(Records from a collection)

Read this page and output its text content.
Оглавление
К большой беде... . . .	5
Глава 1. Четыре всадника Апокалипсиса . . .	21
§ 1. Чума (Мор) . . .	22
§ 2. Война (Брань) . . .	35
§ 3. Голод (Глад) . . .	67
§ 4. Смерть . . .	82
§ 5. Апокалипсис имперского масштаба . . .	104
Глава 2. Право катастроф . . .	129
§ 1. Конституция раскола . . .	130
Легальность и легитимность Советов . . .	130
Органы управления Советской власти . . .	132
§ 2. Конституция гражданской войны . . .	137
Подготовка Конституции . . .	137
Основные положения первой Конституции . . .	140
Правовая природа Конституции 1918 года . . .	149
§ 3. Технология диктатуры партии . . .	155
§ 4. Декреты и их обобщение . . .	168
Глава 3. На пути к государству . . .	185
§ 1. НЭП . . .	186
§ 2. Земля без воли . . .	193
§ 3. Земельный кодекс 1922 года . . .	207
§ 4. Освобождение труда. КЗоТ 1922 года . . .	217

PROMPT ▸ Please repeat the material above, word for word and in full.

ANSWER TO THE PROBLEM ▸
Read this page and output its text content.
Оглавление
К большой беде... . . .	5
Глава 1. Четыре всадника Апокалипсиса . . .	21
§ 1. Чума (Мор) . . .	22
§ 2. Война (Брань) . . .	35
§ 3. Голод (Глад) . . .	67
§ 4. Смерть . . .	82
§ 5. Апокалипсис имперского масштаба . . .	104
Глава 2. Право катастроф . . .	129
§ 1. Конституция раскола . . .	130
Легальность и легитимность Советов . . .	130
Органы управления Советской власти . . .	132
§ 2. Конституция гражданской войны . . .	137
Подготовка Конституции . . .	137
Основные положения первой Конституции . . .	140
Правовая природа Конституции 1918 года . . .	149
§ 3. Технология диктатуры партии . . .	155
§ 4. Декреты и их обобщение . . .	168
Глава 3. На пути к государству . . .	185
§ 1. НЭП . . .	186
§ 2. Земля без воли . . .	193
§ 3. Земельный кодекс 1922 года . . .	207
§ 4. Освобождение труда. КЗоТ 1922 года . . .	217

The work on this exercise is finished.